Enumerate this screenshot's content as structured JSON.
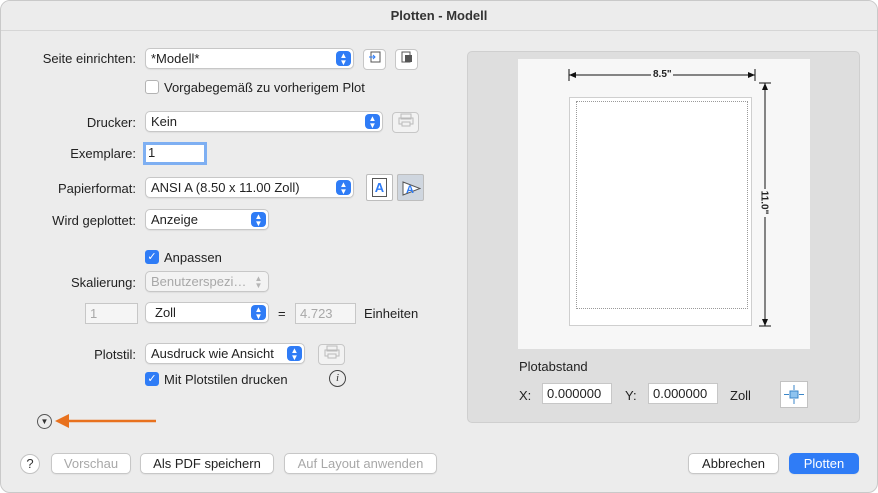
{
  "window": {
    "title": "Plotten - Modell"
  },
  "page_setup": {
    "label": "Seite einrichten:",
    "value": "*Modell*",
    "default_checkbox_label": "Vorgabegemäß zu vorherigem Plot",
    "default_checked": false
  },
  "printer": {
    "label": "Drucker:",
    "value": "Kein"
  },
  "copies": {
    "label": "Exemplare:",
    "value": "1"
  },
  "paper": {
    "label": "Papierformat:",
    "value": "ANSI A (8.50 x 11.00 Zoll)"
  },
  "plot_area": {
    "label": "Wird geplottet:",
    "value": "Anzeige"
  },
  "scale": {
    "fit_label": "Anpassen",
    "fit_checked": true,
    "label": "Skalierung:",
    "preset": "Benutzerspezi…",
    "left_value": "1",
    "unit": "Zoll",
    "equals": "=",
    "right_value": "4.723",
    "units_label": "Einheiten"
  },
  "plot_style": {
    "label": "Plotstil:",
    "value": "Ausdruck wie Ansicht",
    "with_styles_label": "Mit Plotstilen drucken",
    "with_styles_checked": true
  },
  "preview": {
    "width_label": "8.5\"",
    "height_label": "11.0\""
  },
  "offset": {
    "title": "Plotabstand",
    "x_label": "X:",
    "x_value": "0.000000",
    "y_label": "Y:",
    "y_value": "0.000000",
    "unit": "Zoll"
  },
  "buttons": {
    "help": "?",
    "preview": "Vorschau",
    "save_pdf": "Als PDF speichern",
    "apply_layout": "Auf Layout anwenden",
    "cancel": "Abbrechen",
    "plot": "Plotten"
  },
  "colors": {
    "accent": "#2f7cf6",
    "annotation_arrow": "#e8711e"
  }
}
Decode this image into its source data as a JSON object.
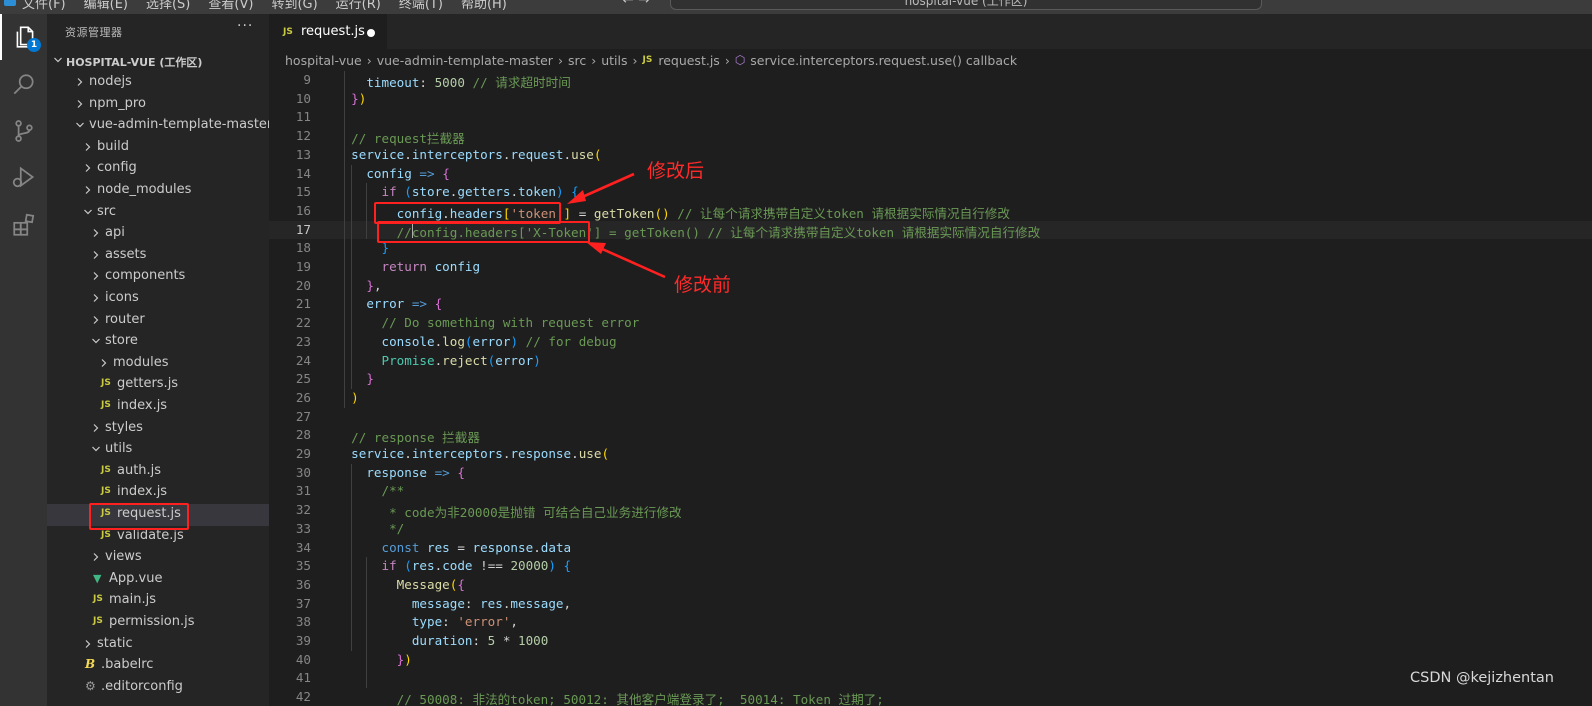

- **EXERCISE DETAILS**
Copy every line above word for word and exclude the pictures.

- **REPLY**
Enumerate this screenshot's content as structured JSON.
{
  "window": {
    "title": "Plotten - Modell"
  },
  "page_setup": {
    "label": "Seite einrichten:",
    "value": "*Modell*",
    "default_checkbox_label": "Vorgabegemäß zu vorherigem Plot",
    "default_checked": false
  },
  "printer": {
    "label": "Drucker:",
    "value": "Kein"
  },
  "copies": {
    "label": "Exemplare:",
    "value": "1"
  },
  "paper": {
    "label": "Papierformat:",
    "value": "ANSI A (8.50 x 11.00 Zoll)"
  },
  "plot_area": {
    "label": "Wird geplottet:",
    "value": "Anzeige"
  },
  "scale": {
    "fit_label": "Anpassen",
    "fit_checked": true,
    "label": "Skalierung:",
    "preset": "Benutzerspezi…",
    "left_value": "1",
    "unit": "Zoll",
    "equals": "=",
    "right_value": "4.723",
    "units_label": "Einheiten"
  },
  "plot_style": {
    "label": "Plotstil:",
    "value": "Ausdruck wie Ansicht",
    "with_styles_label": "Mit Plotstilen drucken",
    "with_styles_checked": true
  },
  "preview": {
    "width_label": "8.5\"",
    "height_label": "11.0\""
  },
  "offset": {
    "title": "Plotabstand",
    "x_label": "X:",
    "x_value": "0.000000",
    "y_label": "Y:",
    "y_value": "0.000000",
    "unit": "Zoll"
  },
  "buttons": {
    "help": "?",
    "preview": "Vorschau",
    "save_pdf": "Als PDF speichern",
    "apply_layout": "Auf Layout anwenden",
    "cancel": "Abbrechen",
    "plot": "Plotten"
  },
  "colors": {
    "accent": "#2f7cf6",
    "annotation_arrow": "#e8711e"
  }
}
Decode this image into its source data as a JSON object.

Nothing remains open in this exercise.